▸ **EXERCISE DIRECTIONS**
Extract the complete data exactly as given.

▸ **THE RECORDS**
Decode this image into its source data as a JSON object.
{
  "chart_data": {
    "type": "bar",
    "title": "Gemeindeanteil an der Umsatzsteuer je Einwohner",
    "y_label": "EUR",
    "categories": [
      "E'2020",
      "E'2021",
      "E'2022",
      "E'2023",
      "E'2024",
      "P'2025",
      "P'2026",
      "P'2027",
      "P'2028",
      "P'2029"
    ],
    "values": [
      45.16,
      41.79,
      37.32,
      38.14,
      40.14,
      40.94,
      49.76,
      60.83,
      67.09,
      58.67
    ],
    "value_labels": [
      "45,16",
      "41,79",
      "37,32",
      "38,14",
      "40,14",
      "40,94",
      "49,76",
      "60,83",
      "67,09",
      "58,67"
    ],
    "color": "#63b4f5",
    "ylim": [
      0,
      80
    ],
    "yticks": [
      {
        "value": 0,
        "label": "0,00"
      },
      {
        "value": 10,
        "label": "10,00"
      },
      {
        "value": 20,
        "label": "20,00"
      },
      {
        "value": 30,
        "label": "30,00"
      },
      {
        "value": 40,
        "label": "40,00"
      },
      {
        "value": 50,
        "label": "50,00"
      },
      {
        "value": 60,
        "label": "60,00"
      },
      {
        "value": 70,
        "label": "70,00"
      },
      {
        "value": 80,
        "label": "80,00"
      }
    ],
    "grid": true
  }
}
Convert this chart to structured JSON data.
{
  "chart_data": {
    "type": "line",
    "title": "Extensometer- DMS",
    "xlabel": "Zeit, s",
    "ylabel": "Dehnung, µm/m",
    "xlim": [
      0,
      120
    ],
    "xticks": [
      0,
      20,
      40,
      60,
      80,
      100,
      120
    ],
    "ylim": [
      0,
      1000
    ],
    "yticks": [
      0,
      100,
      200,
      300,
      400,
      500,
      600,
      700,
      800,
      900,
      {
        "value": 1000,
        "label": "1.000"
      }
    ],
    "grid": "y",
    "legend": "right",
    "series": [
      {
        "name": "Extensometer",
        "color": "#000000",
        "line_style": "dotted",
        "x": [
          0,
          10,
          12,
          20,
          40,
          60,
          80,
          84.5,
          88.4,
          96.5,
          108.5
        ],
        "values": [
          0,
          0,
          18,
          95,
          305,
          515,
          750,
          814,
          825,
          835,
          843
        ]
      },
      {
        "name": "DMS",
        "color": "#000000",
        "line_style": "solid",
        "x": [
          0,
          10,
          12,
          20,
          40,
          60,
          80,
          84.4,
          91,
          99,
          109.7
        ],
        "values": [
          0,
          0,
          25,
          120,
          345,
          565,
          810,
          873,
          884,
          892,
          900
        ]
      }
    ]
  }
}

▸ **FINAL RESULT**
Decode this image into its source data as a JSON object.
{
  "chart_data": {
    "type": "bar",
    "title": "Gemeindeanteil an der Umsatzsteuer je Einwohner",
    "y_label": "EUR",
    "categories": [
      "E'2020",
      "E'2021",
      "E'2022",
      "E'2023",
      "E'2024",
      "P'2025",
      "P'2026",
      "P'2027",
      "P'2028",
      "P'2029"
    ],
    "values": [
      45.16,
      41.79,
      37.32,
      38.14,
      40.14,
      40.94,
      49.76,
      60.83,
      67.09,
      58.67
    ],
    "value_labels": [
      "45,16",
      "41,79",
      "37,32",
      "38,14",
      "40,14",
      "40,94",
      "49,76",
      "60,83",
      "67,09",
      "58,67"
    ],
    "color": "#63b4f5",
    "ylim": [
      0,
      80
    ],
    "yticks": [
      {
        "value": 0,
        "label": "0,00"
      },
      {
        "value": 10,
        "label": "10,00"
      },
      {
        "value": 20,
        "label": "20,00"
      },
      {
        "value": 30,
        "label": "30,00"
      },
      {
        "value": 40,
        "label": "40,00"
      },
      {
        "value": 50,
        "label": "50,00"
      },
      {
        "value": 60,
        "label": "60,00"
      },
      {
        "value": 70,
        "label": "70,00"
      },
      {
        "value": 80,
        "label": "80,00"
      }
    ],
    "grid": true
  }
}
Convert this chart to structured JSON data.
{
  "chart_data": {
    "type": "line",
    "title": "Extensometer- DMS",
    "xlabel": "Zeit, s",
    "ylabel": "Dehnung, µm/m",
    "xlim": [
      0,
      120
    ],
    "xticks": [
      0,
      20,
      40,
      60,
      80,
      100,
      120
    ],
    "ylim": [
      0,
      1000
    ],
    "yticks": [
      0,
      100,
      200,
      300,
      400,
      500,
      600,
      700,
      800,
      900,
      {
        "value": 1000,
        "label": "1.000"
      }
    ],
    "grid": "y",
    "legend": "right",
    "series": [
      {
        "name": "Extensometer",
        "color": "#000000",
        "line_style": "dotted",
        "x": [
          0,
          10,
          12,
          20,
          40,
          60,
          80,
          84.5,
          88.4,
          96.5,
          108.5
        ],
        "values": [
          0,
          0,
          18,
          95,
          305,
          515,
          750,
          814,
          825,
          835,
          843
        ]
      },
      {
        "name": "DMS",
        "color": "#000000",
        "line_style": "solid",
        "x": [
          0,
          10,
          12,
          20,
          40,
          60,
          80,
          84.4,
          91,
          99,
          109.7
        ],
        "values": [
          0,
          0,
          25,
          120,
          345,
          565,
          810,
          873,
          884,
          892,
          900
        ]
      }
    ]
  }
}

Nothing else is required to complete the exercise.